*Problem description*
Search the material below for the word "Linear" and copy every line in which it occurs.

*Records for the exercise*
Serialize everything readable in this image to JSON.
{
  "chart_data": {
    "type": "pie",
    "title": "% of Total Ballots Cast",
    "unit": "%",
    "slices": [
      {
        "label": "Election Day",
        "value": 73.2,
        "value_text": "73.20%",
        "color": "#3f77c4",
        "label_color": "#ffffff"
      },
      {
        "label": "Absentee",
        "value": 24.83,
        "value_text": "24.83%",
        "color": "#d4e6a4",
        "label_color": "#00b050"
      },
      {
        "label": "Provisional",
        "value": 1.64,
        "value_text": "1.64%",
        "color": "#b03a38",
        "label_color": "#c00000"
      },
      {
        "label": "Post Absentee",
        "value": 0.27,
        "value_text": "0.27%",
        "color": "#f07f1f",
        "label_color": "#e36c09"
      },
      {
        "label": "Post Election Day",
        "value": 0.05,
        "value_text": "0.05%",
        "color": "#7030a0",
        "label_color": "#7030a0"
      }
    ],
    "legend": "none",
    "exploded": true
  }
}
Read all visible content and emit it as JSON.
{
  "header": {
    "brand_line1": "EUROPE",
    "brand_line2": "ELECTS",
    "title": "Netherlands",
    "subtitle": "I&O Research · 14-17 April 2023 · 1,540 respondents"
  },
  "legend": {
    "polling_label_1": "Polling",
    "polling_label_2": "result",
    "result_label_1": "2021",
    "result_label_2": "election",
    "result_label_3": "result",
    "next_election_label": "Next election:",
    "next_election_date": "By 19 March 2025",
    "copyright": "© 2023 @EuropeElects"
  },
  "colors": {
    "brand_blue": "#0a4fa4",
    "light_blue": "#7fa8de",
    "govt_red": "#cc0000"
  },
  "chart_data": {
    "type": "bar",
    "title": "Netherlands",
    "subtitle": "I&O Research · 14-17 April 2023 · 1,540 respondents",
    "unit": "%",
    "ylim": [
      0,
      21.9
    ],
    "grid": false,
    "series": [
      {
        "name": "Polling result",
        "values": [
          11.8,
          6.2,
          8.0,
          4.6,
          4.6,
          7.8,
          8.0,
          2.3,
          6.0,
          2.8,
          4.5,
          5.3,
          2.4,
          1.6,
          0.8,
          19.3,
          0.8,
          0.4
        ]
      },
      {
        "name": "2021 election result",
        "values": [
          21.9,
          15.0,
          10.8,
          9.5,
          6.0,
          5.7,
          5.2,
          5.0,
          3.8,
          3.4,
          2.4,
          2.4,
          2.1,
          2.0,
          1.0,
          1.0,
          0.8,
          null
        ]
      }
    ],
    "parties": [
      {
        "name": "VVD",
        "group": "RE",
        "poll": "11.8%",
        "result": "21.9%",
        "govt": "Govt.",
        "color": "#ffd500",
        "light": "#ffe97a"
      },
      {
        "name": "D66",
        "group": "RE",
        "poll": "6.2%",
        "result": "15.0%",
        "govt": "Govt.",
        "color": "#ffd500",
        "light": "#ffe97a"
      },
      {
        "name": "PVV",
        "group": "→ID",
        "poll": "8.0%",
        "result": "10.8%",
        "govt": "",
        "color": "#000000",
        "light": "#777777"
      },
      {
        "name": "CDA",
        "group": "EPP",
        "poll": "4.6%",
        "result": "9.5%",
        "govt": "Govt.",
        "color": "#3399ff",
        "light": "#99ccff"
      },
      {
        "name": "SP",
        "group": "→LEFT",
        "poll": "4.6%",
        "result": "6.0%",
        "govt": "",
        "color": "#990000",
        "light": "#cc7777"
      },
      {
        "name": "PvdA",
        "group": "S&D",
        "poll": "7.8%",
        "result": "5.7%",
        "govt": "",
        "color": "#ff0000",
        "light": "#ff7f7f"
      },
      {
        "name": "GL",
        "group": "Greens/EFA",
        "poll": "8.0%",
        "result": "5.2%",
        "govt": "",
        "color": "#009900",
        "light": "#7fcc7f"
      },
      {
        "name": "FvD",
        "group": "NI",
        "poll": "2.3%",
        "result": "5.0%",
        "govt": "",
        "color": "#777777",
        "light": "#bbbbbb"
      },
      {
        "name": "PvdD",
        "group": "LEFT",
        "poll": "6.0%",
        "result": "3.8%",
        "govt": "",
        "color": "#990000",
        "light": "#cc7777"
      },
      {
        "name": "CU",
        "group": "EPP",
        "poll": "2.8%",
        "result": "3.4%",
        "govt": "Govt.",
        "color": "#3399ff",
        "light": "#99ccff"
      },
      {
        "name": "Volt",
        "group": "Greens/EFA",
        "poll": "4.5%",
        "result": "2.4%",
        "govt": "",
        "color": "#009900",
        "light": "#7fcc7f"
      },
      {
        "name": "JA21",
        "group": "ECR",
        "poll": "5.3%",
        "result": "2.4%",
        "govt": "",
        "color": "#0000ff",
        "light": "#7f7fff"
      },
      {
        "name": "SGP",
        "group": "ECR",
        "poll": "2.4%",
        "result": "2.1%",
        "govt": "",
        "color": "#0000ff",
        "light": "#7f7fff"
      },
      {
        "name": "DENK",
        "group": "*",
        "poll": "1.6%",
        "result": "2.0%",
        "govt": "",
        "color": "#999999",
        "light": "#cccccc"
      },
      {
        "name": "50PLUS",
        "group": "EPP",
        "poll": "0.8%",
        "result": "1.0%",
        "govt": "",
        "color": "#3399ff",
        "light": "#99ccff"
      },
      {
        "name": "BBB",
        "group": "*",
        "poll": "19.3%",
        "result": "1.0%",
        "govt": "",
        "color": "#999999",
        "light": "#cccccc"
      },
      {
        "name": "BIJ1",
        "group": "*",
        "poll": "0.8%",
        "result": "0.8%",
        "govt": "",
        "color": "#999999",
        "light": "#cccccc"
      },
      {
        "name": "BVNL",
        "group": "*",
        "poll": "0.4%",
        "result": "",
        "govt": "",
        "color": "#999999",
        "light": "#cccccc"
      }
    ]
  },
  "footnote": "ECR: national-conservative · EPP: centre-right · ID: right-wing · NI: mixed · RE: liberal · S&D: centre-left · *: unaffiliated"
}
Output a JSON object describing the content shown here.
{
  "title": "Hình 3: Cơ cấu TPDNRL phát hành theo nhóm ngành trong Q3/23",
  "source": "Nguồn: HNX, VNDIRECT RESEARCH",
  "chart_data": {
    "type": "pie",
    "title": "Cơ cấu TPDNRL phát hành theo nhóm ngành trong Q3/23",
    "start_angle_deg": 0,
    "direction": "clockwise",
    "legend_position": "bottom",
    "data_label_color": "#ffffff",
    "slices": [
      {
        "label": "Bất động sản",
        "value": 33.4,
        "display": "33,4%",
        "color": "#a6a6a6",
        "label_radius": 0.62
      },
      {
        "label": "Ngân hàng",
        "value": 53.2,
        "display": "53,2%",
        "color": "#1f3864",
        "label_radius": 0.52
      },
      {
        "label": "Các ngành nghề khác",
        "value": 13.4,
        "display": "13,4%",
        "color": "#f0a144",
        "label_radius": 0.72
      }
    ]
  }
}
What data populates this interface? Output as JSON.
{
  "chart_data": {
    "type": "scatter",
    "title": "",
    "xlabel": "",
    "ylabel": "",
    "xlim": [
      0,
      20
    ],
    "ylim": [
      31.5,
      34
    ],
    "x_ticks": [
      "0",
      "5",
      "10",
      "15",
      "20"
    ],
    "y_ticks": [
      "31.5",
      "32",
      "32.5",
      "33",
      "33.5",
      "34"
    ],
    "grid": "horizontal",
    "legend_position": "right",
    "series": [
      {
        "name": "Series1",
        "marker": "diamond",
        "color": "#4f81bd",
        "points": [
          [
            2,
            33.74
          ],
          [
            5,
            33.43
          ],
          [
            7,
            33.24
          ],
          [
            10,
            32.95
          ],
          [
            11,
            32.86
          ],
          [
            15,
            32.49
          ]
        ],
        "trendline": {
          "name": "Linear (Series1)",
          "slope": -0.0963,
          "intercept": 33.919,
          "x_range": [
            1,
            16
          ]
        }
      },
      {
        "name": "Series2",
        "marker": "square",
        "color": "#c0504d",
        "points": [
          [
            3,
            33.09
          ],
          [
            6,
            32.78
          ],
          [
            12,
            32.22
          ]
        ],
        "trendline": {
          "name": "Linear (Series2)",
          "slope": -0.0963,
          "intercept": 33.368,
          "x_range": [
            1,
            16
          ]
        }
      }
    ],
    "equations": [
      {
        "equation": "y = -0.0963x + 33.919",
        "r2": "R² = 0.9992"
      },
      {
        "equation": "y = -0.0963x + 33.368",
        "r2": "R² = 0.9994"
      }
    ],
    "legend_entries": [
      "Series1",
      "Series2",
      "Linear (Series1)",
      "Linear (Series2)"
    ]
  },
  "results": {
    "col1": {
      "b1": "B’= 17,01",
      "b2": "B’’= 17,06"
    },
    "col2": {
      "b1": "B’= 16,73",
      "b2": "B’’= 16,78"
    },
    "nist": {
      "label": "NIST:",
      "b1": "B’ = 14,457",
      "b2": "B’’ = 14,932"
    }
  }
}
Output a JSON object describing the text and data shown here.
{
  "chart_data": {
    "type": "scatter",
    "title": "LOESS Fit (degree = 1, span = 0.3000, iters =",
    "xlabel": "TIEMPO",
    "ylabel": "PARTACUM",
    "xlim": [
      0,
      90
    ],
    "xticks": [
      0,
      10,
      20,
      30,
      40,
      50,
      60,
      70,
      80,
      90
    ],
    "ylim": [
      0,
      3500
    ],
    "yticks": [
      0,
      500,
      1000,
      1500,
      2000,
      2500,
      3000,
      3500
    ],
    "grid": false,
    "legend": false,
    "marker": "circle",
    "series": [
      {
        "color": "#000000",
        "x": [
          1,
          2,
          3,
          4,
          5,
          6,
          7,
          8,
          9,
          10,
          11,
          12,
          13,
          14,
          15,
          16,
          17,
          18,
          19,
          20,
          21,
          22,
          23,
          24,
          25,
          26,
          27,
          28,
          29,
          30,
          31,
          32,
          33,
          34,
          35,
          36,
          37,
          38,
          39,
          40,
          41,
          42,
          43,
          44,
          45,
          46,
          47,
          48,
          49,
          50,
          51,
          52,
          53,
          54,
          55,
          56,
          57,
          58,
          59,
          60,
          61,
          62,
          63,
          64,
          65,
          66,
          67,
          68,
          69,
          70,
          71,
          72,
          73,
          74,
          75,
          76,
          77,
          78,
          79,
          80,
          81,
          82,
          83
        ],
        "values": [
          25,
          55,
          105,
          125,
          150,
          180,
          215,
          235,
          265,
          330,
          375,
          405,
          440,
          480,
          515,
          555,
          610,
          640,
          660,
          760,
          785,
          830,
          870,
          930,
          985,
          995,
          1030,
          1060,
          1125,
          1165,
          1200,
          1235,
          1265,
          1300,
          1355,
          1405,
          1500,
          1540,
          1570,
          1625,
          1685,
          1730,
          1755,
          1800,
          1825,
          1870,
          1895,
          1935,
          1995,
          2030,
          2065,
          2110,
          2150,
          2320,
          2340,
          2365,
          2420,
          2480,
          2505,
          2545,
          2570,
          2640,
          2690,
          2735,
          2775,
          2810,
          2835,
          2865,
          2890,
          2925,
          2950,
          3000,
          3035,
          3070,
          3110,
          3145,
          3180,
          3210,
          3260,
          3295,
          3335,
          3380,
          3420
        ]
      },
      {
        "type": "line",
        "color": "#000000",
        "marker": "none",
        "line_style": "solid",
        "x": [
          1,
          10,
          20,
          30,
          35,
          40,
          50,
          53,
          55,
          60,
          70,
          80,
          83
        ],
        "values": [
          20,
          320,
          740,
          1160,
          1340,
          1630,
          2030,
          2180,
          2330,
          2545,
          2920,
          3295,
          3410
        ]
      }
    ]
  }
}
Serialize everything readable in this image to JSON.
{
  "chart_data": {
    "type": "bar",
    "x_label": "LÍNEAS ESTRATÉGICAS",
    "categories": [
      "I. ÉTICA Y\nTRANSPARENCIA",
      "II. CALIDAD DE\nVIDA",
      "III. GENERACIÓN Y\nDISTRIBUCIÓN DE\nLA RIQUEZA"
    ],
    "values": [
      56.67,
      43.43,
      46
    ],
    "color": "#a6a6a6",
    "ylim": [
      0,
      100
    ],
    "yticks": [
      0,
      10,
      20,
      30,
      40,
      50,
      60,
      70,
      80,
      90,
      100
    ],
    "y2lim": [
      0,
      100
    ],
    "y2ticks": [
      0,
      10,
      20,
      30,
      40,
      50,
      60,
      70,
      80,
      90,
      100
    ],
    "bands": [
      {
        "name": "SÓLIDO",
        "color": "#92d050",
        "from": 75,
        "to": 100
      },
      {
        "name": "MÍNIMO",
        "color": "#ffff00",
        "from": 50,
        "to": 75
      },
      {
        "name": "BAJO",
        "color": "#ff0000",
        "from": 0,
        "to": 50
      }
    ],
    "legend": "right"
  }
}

*Written solution*
          "name": "Linear (Series1)",
          "name": "Linear (Series2)",
      "Linear (Series1)",
      "Linear (Series2)"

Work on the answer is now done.